OBJECTIVE: Repeat exactly, and only, the lines from the line bearing "Read this page and output its text content." through the end of the material. Do not copy the pictures.

── PROVIDED MATERIAL ──

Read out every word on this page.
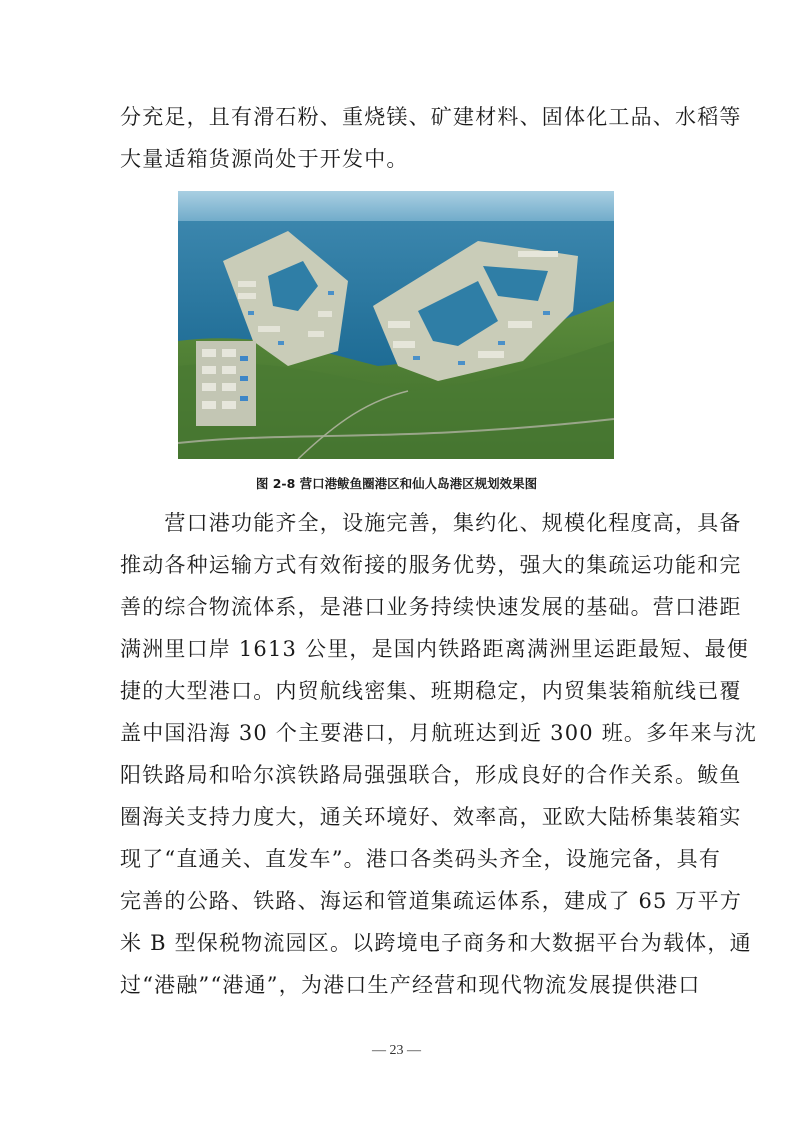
分充足，且有滑石粉、重烧镁、矿建材料、固体化工品、水稻等
大量适箱货源尚处于开发中。
图 2-8 营口港鲅鱼圈港区和仙人岛港区规划效果图
　　营口港功能齐全，设施完善，集约化、规模化程度高，具备
推动各种运输方式有效衔接的服务优势，强大的集疏运功能和完
善的综合物流体系，是港口业务持续快速发展的基础。营口港距
满洲里口岸 1613 公里，是国内铁路距离满洲里运距最短、最便
捷的大型港口。内贸航线密集、班期稳定，内贸集装箱航线已覆
盖中国沿海 30 个主要港口，月航班达到近 300 班。多年来与沈
阳铁路局和哈尔滨铁路局强强联合，形成良好的合作关系。鲅鱼
圈海关支持力度大，通关环境好、效率高，亚欧大陆桥集装箱实
现了“直通关、直发车”。港口各类码头齐全，设施完备，具有
完善的公路、铁路、海运和管道集疏运体系，建成了 65 万平方
米 B 型保税物流园区。以跨境电子商务和大数据平台为载体，通
过“港融”“港通”，为港口生产经营和现代物流发展提供港口
— 23 —
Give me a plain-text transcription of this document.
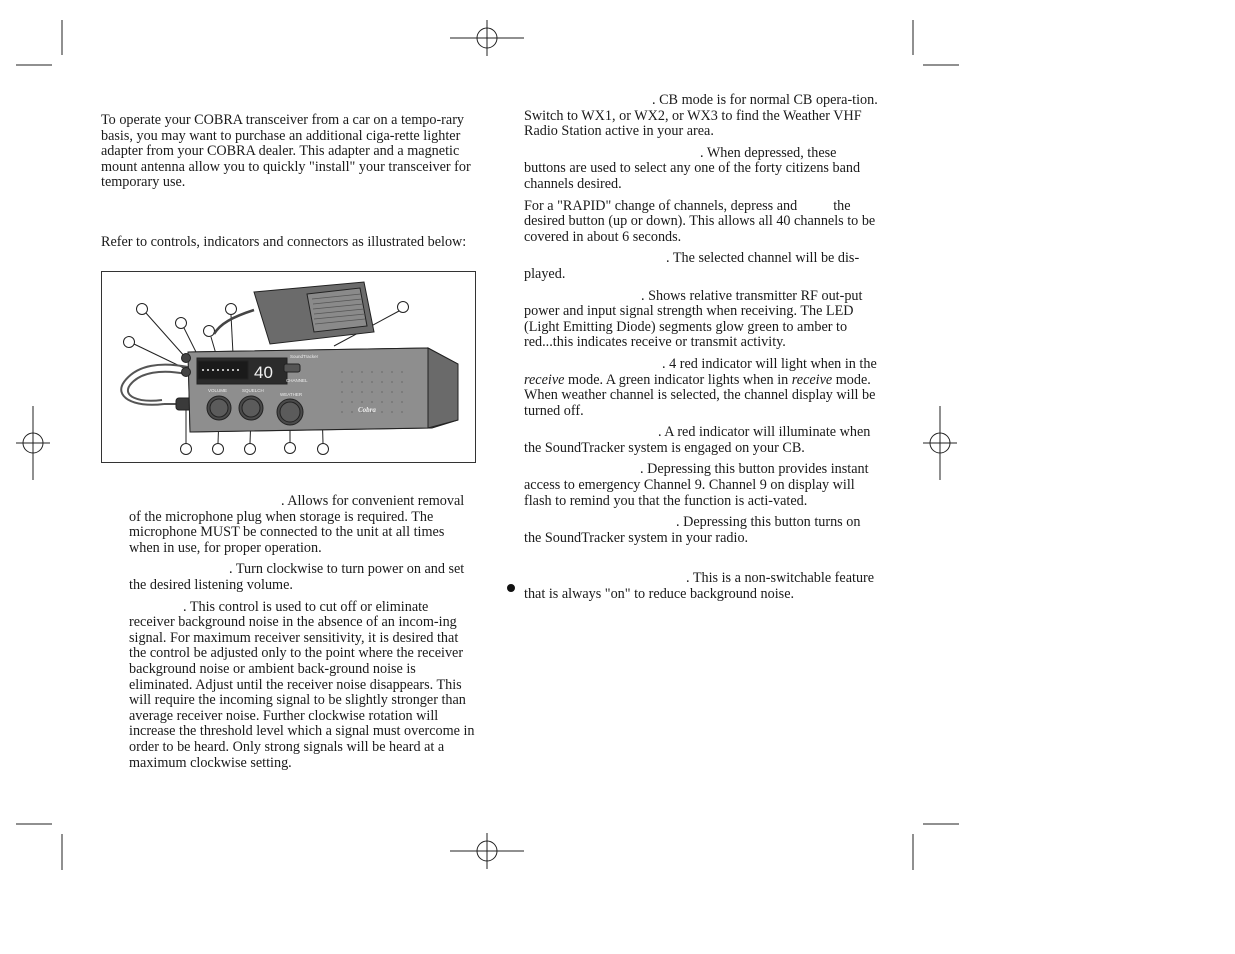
To operate your COBRA transceiver from a car on a tempo-rary basis, you may want to purchase an additional ciga-rette lighter adapter from your COBRA dealer. This adapter and a magnetic mount antenna allow you to quickly "install" your transceiver for temporary use.

Refer to controls, indicators and connectors as illustrated below:

40
VOLUME	SQUELCH
CHANNEL
WEATHER
SoundTracker
Cobra

. Allows for convenient removal of the microphone plug when storage is required. The microphone MUST be connected to the unit at all times when in use, for proper operation.

. Turn clockwise to turn power on and set the desired listening volume.

. This control is used to cut off or eliminate receiver background noise in the absence of an incom-ing signal. For maximum receiver sensitivity, it is desired that the control be adjusted only to the point where the receiver background noise or ambient back-ground noise is eliminated. Adjust until the receiver noise disappears. This will require the incoming signal to be slightly stronger than average receiver noise. Further clockwise rotation will increase the threshold level which a signal must overcome in order to be heard. Only strong signals will be heard at a maximum clockwise setting.

. CB mode is for normal CB opera-tion. Switch to WX1, or WX2, or WX3 to find the Weather VHF Radio Station active in your area.

. When depressed, these buttons are used to select any one of the forty citizens band channels desired.

For a "RAPID" change of channels, depress and	the desired button (up or down). This allows all 40 channels to be covered in about 6 seconds.

. The selected channel will be dis-played.

. Shows relative transmitter RF out-put power and input signal strength when receiving. The LED (Light Emitting Diode) segments glow green to amber to red...this indicates receive or transmit activity.

. 4 red indicator will light when in the receive mode. A green indicator lights when in receive mode. When weather channel is selected, the channel display will be turned off.

. A red indicator will illuminate when the SoundTracker system is engaged on your CB.

. Depressing this button provides instant access to emergency Channel 9. Channel 9 on display will flash to remind you that the function is acti-vated.

. Depressing this button turns on the SoundTracker system in your radio.

. This is a non-switchable feature that is always "on" to reduce background noise.
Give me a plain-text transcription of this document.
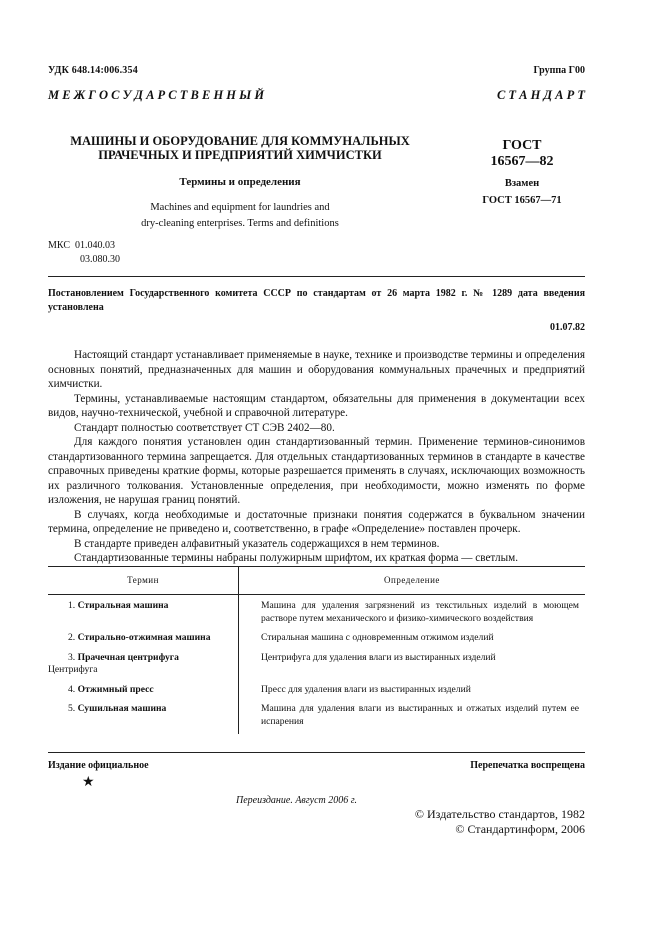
УДК 648.14:006.354	Группа Г00
М Е Ж Г О С У Д А Р С Т В Е Н Н Ы Й	С Т А Н Д А Р Т
МАШИНЫ И ОБОРУДОВАНИЕ ДЛЯ КОММУНАЛЬНЫХ
ПРАЧЕЧНЫХ И ПРЕДПРИЯТИЙ ХИМЧИСТКИ
Термины и определения
Machines and equipment for laundries and
dry-cleaning enterprises. Terms and definitions
ГОСТ
16567—82
Взамен
ГОСТ 16567—71
МКС 01.040.03
03.080.30
Постановлением Государственного комитета СССР по стандартам от 26 марта 1982 г. № 1289 дата введения установлена
01.07.82

Настоящий стандарт устанавливает применяемые в науке, технике и производстве термины и определения основных понятий, предназначенных для машин и оборудования коммунальных прачечных и предприятий химчистки.

Термины, устанавливаемые настоящим стандартом, обязательны для применения в документации всех видов, научно-технической, учебной и справочной литературе.

Стандарт полностью соответствует СТ СЭВ 2402—80.

Для каждого понятия установлен один стандартизованный термин. Применение терминов-синонимов стандартизованного термина запрещается. Для отдельных стандартизованных терминов в стандарте в качестве справочных приведены краткие формы, которые разрешается применять в случаях, исключающих возможность их различного толкования. Установленные определения, при необходимости, можно изменять по форме изложения, не нарушая границ понятий.

В случаях, когда необходимые и достаточные признаки понятия содержатся в буквальном значении термина, определение не приведено и, соответственно, в графе «Определение» поставлен прочерк.

В стандарте приведен алфавитный указатель содержащихся в нем терминов.

Стандартизованные термины набраны полужирным шрифтом, их краткая форма — светлым.

Термин	Определение
1. Стиральная машина	Машина для удаления загрязнений из текстильных изделий в моющем растворе путем механического и физико-химического воздействия
2. Стирально-отжимная машина	Стиральная машина с одновременным отжимом изделий
3. Прачечная центрифуга
Центрифуга	Центрифуга для удаления влаги из выстиранных изделий
4. Отжимный пресс	Пресс для удаления влаги из выстиранных изделий
5. Сушильная машина	Машина для удаления влаги из выстиранных и отжатых изделий путем ее испарения
Издание официальное	Перепечатка воспрещена
★
Переиздание. Август 2006 г.
© Издательство стандартов, 1982
© Стандартинформ, 2006
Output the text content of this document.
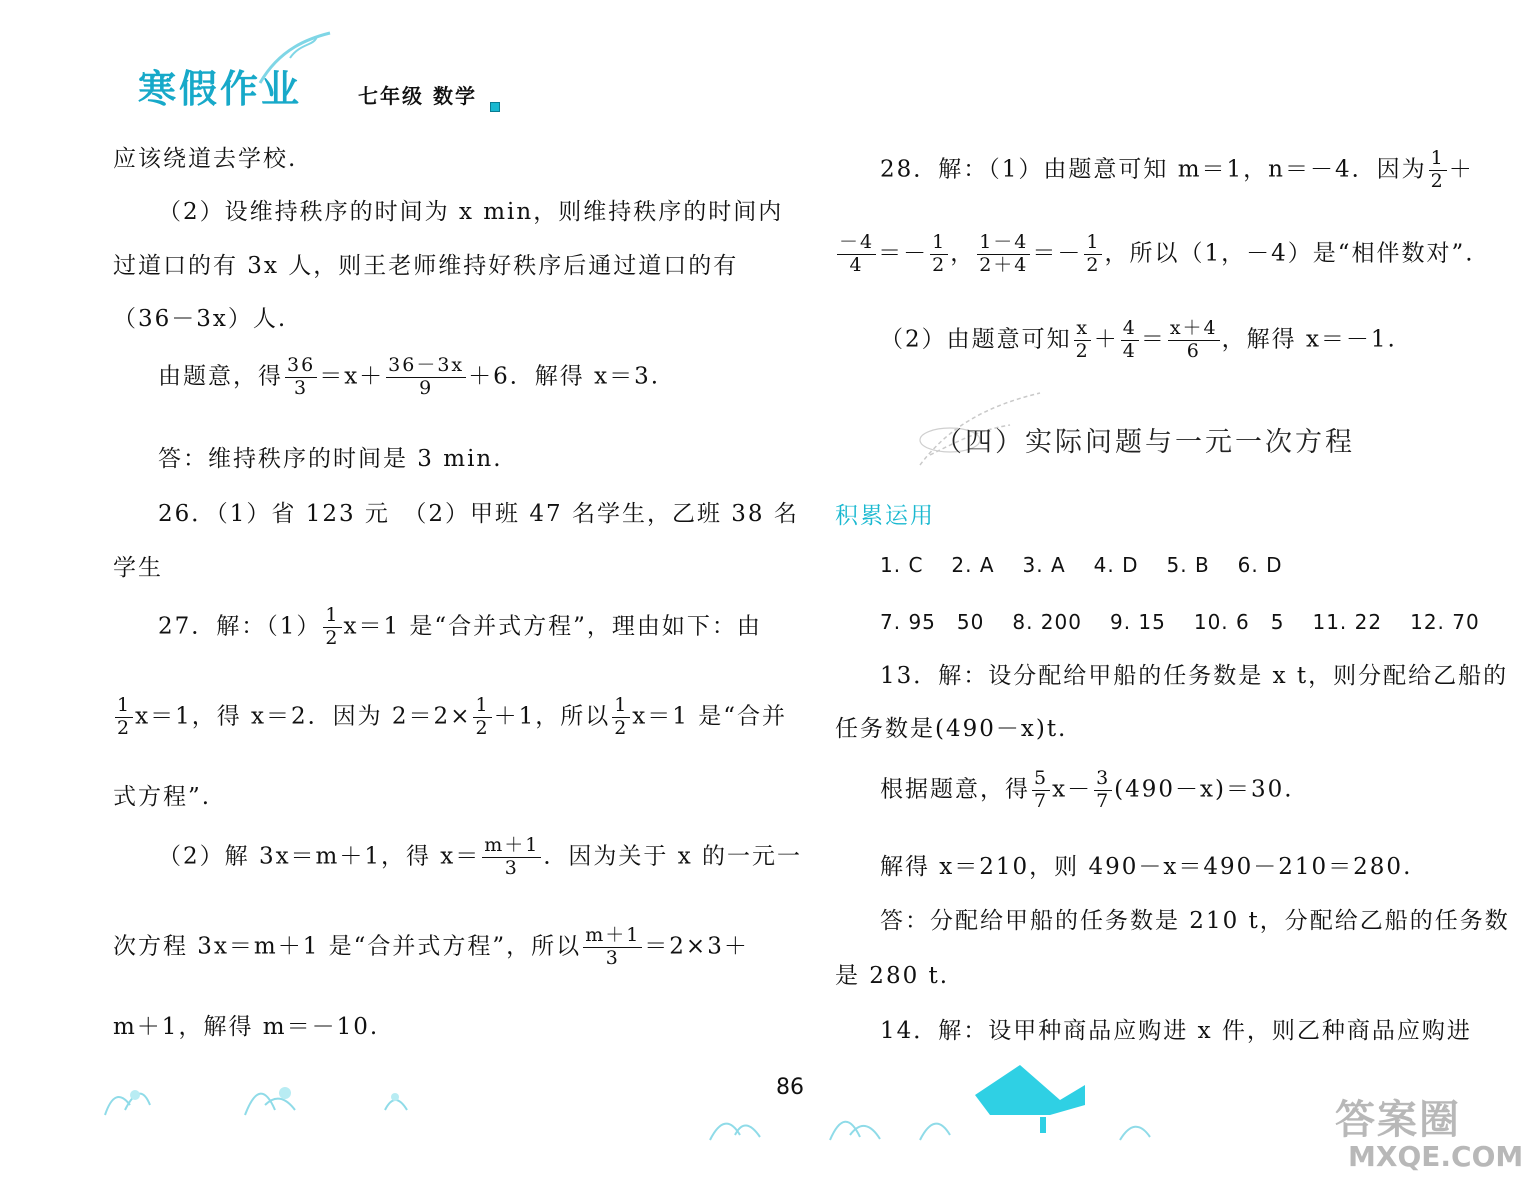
寒假作业	七年级 数学
应该绕道去学校.
（2）设维持秩序的时间为 x min，则维持秩序的时间内
过道口的有 3x 人，则王老师维持好秩序后通过道口的有
（36－3x）人.
由题意，得 $\frac{36}{3} =x+ \frac{36-3x}{9} +6$．解得 x＝3.
答：维持秩序的时间是 3 min.
26．（1）省 123 元　（2）甲班 47 名学生，乙班 38 名
学生
27．解：$(1) \frac{1}{2} x=1$ 是“合并式方程”，理由如下：由
$\frac{1}{2} x=1$，得 x＝2．因为 $2=2\times \frac{1}{2} +1$，所以 $\frac{1}{2} x=1$ 是“合并
式方程”.
（2）解 3x＝m＋1，得 $x= \frac{m+1}{3}$ ．因为关于 x 的一元一
次方程 3x＝m＋1 是“合并式方程”，所以 $\frac{m+1}{3} =2\times 3+$
m＋1，解得 m＝－10.
28．解：（1）由题意可知 m＝1，n＝－4．因为 $\frac{1}{2}$ ＋
$\frac{-4}{4} =- \frac{1}{2}$ ， $\frac{1-4}{2+4} =- \frac{1}{2}$ ，所以（1，－4）是“相伴数对”.
（2）由题意可知 $\frac{x}{2} + \frac{4}{4} = \frac{x+4}{6}$ ，解得 x＝－1.
（四）实际问题与一元一次方程
积累运用
1. C 2. A 3. A 4. D 5. B 6. D
7. 95　50 8. 200 9. 15 10. 6　5 11. 22 12. 70
13．解：设分配给甲船的任务数是 x t，则分配给乙船的
任务数是(490－x)t.
根据题意，得 $\frac{5}{7} x- \frac{3}{7} (490-x)=30$.
解得 x＝210，则 490－x＝490－210＝280.
答：分配给甲船的任务数是 210 t，分配给乙船的任务数
是 280 t.
14．解：设甲种商品应购进 x 件，则乙种商品应购进
86
答案圈
MXQE.COM
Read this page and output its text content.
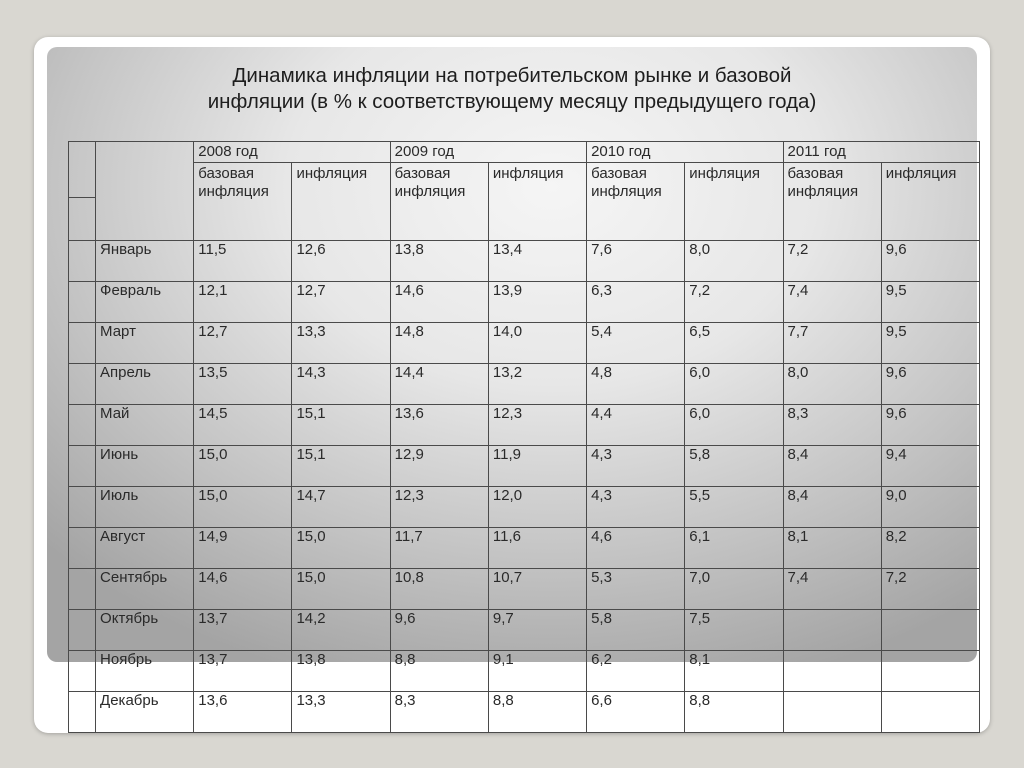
Динамика инфляции на потребительском рынке и базовой
инфляции (в % к соответствующему месяцу предыдущего года)
		2008 год		2009 год		2010 год		2011 год	
		базовая инфляция	инфляция	базовая инфляция	инфляция	базовая инфляция	инфляция	базовая инфляция	инфляция
	Январь	11,5	12,6	13,8	13,4	7,6	8,0	7,2	9,6
	Февраль	12,1	12,7	14,6	13,9	6,3	7,2	7,4	9,5
	Март	12,7	13,3	14,8	14,0	5,4	6,5	7,7	9,5
	Апрель	13,5	14,3	14,4	13,2	4,8	6,0	8,0	9,6
	Май	14,5	15,1	13,6	12,3	4,4	6,0	8,3	9,6
	Июнь	15,0	15,1	12,9	11,9	4,3	5,8	8,4	9,4
	Июль	15,0	14,7	12,3	12,0	4,3	5,5	8,4	9,0
	Август	14,9	15,0	11,7	11,6	4,6	6,1	8,1	8,2
	Сентябрь	14,6	15,0	10,8	10,7	5,3	7,0	7,4	7,2
	Октябрь	13,7	14,2	9,6	9,7	5,8	7,5		
	Ноябрь	13,7	13,8	8,8	9,1	6,2	8,1		
	Декабрь	13,6	13,3	8,3	8,8	6,6	8,8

───

SOLUTION TO THE PROBLEM:
Read this page and output its text content.
Динамика инфляции на потребительском рынке и базовой
инфляции (в % к соответствующему месяцу предыдущего года)
		2008 год		2009 год		2010 год		2011 год	
		базовая инфляция	инфляция	базовая инфляция	инфляция	базовая инфляция	инфляция	базовая инфляция	инфляция
	Январь	11,5	12,6	13,8	13,4	7,6	8,0	7,2	9,6
	Февраль	12,1	12,7	14,6	13,9	6,3	7,2	7,4	9,5
	Март	12,7	13,3	14,8	14,0	5,4	6,5	7,7	9,5
	Апрель	13,5	14,3	14,4	13,2	4,8	6,0	8,0	9,6
	Май	14,5	15,1	13,6	12,3	4,4	6,0	8,3	9,6
	Июнь	15,0	15,1	12,9	11,9	4,3	5,8	8,4	9,4
	Июль	15,0	14,7	12,3	12,0	4,3	5,5	8,4	9,0
	Август	14,9	15,0	11,7	11,6	4,6	6,1	8,1	8,2
	Сентябрь	14,6	15,0	10,8	10,7	5,3	7,0	7,4	7,2
	Октябрь	13,7	14,2	9,6	9,7	5,8	7,5		
	Ноябрь	13,7	13,8	8,8	9,1	6,2	8,1		
	Декабрь	13,6	13,3	8,3	8,8	6,6	8,8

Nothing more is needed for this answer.